**TEXTO FORNECIDO:**

####################

A prefeitura de Manaus não comenta a lista, mas promete um comitê de ética para apurar casos e impor sanções. A Justiça mandou vetar a 2.ª dose para quem tomou indevidamente e determinou a divulgação diária da lista de vacinados.

Tabatinga – na fronteira com Peru e Colômbia – teve de devolver 3.657 doses após o governo estadual refazer contas. Já Parintins, Coari, Autazes e Novo Airão alegam ter recebido menos que o anunciado pelo Estado, que não explicou as divergências. Segundo o governo, de 58 cidades abastecidas, 33 receberam só para a 1.ª dose, por questões de armazenamento, e só Tabatinga recebeu a mais.

No sul da Bahia, as cidades de Banzaê e Euclides da Cunha receberam 1.712 e 1,1 mil doses, respectivamente. As vizinhas Ribeira do Pombal e Itapicuru levaram 343 e 130. Todas têm cerca de 50 mil moradores.

Fábio Villas Boas, secretário de Saúde da Bahia, admite receber queixas. "Muitos não sabem os critérios. Às vezes, as cidades têm o mesmo número de habitantes, mas uma tem índios ou hospitais." Do total de Banzaê e Euclides, por exemplo, 80% são para indígenas.

####################

**Itens de um conjunto de dados:**

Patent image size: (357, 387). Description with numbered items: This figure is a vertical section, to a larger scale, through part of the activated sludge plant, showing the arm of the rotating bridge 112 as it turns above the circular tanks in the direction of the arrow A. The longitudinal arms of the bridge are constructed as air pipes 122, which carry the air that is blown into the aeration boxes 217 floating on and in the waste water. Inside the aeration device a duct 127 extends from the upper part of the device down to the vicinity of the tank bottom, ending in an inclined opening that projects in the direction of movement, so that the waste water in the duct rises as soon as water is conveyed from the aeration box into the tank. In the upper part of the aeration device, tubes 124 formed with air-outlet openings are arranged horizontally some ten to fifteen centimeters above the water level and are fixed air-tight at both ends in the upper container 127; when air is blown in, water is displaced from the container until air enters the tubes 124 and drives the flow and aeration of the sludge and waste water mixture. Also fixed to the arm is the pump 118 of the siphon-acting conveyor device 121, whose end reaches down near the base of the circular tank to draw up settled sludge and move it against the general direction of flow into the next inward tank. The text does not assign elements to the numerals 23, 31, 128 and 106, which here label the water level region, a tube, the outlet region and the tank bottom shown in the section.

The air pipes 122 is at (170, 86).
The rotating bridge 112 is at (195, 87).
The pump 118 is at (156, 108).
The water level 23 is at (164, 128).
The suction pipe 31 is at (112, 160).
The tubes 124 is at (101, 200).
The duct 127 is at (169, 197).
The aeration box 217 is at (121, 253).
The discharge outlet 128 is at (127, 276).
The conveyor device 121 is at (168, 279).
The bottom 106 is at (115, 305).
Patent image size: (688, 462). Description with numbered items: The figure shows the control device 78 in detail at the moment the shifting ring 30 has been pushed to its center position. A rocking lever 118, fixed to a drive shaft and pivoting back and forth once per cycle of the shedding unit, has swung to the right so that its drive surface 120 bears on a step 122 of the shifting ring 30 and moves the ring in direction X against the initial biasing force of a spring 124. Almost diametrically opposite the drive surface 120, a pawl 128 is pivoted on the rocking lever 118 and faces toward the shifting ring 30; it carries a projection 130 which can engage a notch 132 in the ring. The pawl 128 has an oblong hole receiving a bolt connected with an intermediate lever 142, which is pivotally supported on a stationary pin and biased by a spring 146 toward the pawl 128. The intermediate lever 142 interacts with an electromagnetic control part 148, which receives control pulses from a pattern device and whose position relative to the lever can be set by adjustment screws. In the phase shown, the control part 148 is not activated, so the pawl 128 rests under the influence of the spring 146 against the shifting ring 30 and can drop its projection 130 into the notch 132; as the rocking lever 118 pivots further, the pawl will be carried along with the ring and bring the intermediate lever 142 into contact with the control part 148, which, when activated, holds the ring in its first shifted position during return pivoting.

####################

**TAREFAS PEDIDAS:**
(A) No texto sobre a distribuição de vacinas, quantas doses Tabatinga teve de devolver depois que o governo estadual refez as contas?
(B) Transcreva do texto sobre a distribuição de vacinas o trecho que começa em "Tabatinga – na" e segue até "recebeu a mais.".

**RESULTADOS ESPERADOS:**
(A) 3.657 doses.

(B)
Tabatinga – na fronteira com Peru e Colômbia – teve de devolver 3.657 doses após o governo estadual refazer contas. Já Parintins, Coari, Autazes e Novo Airão alegam ter recebido menos que o anunciado pelo Estado, que não explicou as divergências. Segundo o governo, de 58 cidades abastecidas, 33 receberam só para a 1.ª dose, por questões de armazenamento, e só Tabatinga recebeu a mais.